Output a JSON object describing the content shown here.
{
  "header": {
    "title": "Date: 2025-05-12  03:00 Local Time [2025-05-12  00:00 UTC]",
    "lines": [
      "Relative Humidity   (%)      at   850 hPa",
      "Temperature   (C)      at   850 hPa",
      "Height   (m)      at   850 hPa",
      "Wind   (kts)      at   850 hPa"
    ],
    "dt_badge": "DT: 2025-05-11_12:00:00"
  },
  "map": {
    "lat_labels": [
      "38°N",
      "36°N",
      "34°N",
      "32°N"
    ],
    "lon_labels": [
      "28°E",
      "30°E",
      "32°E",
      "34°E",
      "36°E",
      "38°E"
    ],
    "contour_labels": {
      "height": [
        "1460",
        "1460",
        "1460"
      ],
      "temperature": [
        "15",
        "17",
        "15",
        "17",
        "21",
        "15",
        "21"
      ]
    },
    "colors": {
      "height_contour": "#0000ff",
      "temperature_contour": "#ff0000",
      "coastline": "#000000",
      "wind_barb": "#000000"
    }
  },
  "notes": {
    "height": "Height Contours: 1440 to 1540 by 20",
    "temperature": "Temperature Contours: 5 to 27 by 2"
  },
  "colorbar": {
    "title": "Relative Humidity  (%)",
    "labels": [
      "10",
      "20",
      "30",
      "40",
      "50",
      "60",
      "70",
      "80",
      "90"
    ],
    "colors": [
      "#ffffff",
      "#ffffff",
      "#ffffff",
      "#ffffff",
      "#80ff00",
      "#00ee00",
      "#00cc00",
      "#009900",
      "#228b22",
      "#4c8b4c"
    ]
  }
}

----------

**EXERCISE AIM:**
Only the number is wanted: how many lines of the material above include the word "Relative"?

**FINISHED TASK:**
2